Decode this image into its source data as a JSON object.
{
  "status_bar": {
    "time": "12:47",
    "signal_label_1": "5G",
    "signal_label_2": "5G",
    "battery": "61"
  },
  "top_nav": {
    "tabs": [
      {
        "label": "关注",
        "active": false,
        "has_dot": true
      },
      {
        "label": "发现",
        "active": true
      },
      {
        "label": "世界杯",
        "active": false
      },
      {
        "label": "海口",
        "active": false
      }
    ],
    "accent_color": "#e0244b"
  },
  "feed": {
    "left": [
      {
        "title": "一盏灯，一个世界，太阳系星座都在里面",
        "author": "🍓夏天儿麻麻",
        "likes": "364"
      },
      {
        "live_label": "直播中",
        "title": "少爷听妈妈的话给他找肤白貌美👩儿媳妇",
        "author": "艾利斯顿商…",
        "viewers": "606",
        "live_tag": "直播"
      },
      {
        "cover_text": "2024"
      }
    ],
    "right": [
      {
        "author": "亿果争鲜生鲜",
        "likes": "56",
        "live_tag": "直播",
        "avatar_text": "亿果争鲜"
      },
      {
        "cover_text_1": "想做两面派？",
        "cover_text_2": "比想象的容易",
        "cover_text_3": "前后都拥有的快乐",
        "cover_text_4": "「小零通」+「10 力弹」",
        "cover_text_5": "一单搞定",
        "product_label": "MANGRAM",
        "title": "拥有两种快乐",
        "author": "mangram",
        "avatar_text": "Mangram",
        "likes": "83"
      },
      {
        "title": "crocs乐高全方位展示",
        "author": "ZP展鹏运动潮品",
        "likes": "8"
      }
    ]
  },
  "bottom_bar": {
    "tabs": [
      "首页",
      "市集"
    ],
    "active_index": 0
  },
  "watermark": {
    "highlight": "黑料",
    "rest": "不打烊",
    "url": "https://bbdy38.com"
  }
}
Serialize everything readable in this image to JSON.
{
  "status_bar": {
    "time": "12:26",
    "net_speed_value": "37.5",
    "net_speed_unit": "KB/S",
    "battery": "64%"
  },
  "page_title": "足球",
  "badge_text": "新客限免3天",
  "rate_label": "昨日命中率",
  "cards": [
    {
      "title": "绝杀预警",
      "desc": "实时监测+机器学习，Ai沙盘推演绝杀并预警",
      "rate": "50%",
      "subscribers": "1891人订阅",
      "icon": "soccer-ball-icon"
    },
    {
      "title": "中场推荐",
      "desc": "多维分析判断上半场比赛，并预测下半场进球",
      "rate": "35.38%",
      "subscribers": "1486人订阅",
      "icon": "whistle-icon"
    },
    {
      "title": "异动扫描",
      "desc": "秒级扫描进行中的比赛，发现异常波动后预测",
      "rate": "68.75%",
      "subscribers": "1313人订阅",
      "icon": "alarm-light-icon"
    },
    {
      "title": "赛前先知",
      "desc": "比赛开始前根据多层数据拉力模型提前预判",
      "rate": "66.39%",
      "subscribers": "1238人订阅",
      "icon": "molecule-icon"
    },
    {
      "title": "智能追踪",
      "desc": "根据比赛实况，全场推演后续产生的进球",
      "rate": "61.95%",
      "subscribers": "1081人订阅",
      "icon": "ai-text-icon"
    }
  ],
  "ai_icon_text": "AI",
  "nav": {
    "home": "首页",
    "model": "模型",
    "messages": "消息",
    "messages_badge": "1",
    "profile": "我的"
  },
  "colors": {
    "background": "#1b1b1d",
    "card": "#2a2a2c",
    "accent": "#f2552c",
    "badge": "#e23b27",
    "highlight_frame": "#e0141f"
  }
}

> **Requirement**: Please reproduce the entire listing, exactly as shown.

> **Exercise response**:
Decode this image into its source data as a JSON object.
{
  "status_bar": {
    "time": "12:47",
    "signal_label_1": "5G",
    "signal_label_2": "5G",
    "battery": "61"
  },
  "top_nav": {
    "tabs": [
      {
        "label": "关注",
        "active": false,
        "has_dot": true
      },
      {
        "label": "发现",
        "active": true
      },
      {
        "label": "世界杯",
        "active": false
      },
      {
        "label": "海口",
        "active": false
      }
    ],
    "accent_color": "#e0244b"
  },
  "feed": {
    "left": [
      {
        "title": "一盏灯，一个世界，太阳系星座都在里面",
        "author": "🍓夏天儿麻麻",
        "likes": "364"
      },
      {
        "live_label": "直播中",
        "title": "少爷听妈妈的话给他找肤白貌美👩儿媳妇",
        "author": "艾利斯顿商…",
        "viewers": "606",
        "live_tag": "直播"
      },
      {
        "cover_text": "2024"
      }
    ],
    "right": [
      {
        "author": "亿果争鲜生鲜",
        "likes": "56",
        "live_tag": "直播",
        "avatar_text": "亿果争鲜"
      },
      {
        "cover_text_1": "想做两面派？",
        "cover_text_2": "比想象的容易",
        "cover_text_3": "前后都拥有的快乐",
        "cover_text_4": "「小零通」+「10 力弹」",
        "cover_text_5": "一单搞定",
        "product_label": "MANGRAM",
        "title": "拥有两种快乐",
        "author": "mangram",
        "avatar_text": "Mangram",
        "likes": "83"
      },
      {
        "title": "crocs乐高全方位展示",
        "author": "ZP展鹏运动潮品",
        "likes": "8"
      }
    ]
  },
  "bottom_bar": {
    "tabs": [
      "首页",
      "市集"
    ],
    "active_index": 0
  },
  "watermark": {
    "highlight": "黑料",
    "rest": "不打烊",
    "url": "https://bbdy38.com"
  }
}
Serialize everything readable in this image to JSON.
{
  "status_bar": {
    "time": "12:26",
    "net_speed_value": "37.5",
    "net_speed_unit": "KB/S",
    "battery": "64%"
  },
  "page_title": "足球",
  "badge_text": "新客限免3天",
  "rate_label": "昨日命中率",
  "cards": [
    {
      "title": "绝杀预警",
      "desc": "实时监测+机器学习，Ai沙盘推演绝杀并预警",
      "rate": "50%",
      "subscribers": "1891人订阅",
      "icon": "soccer-ball-icon"
    },
    {
      "title": "中场推荐",
      "desc": "多维分析判断上半场比赛，并预测下半场进球",
      "rate": "35.38%",
      "subscribers": "1486人订阅",
      "icon": "whistle-icon"
    },
    {
      "title": "异动扫描",
      "desc": "秒级扫描进行中的比赛，发现异常波动后预测",
      "rate": "68.75%",
      "subscribers": "1313人订阅",
      "icon": "alarm-light-icon"
    },
    {
      "title": "赛前先知",
      "desc": "比赛开始前根据多层数据拉力模型提前预判",
      "rate": "66.39%",
      "subscribers": "1238人订阅",
      "icon": "molecule-icon"
    },
    {
      "title": "智能追踪",
      "desc": "根据比赛实况，全场推演后续产生的进球",
      "rate": "61.95%",
      "subscribers": "1081人订阅",
      "icon": "ai-text-icon"
    }
  ],
  "ai_icon_text": "AI",
  "nav": {
    "home": "首页",
    "model": "模型",
    "messages": "消息",
    "messages_badge": "1",
    "profile": "我的"
  },
  "colors": {
    "background": "#1b1b1d",
    "card": "#2a2a2c",
    "accent": "#f2552c",
    "badge": "#e23b27",
    "highlight_frame": "#e0141f"
  }
}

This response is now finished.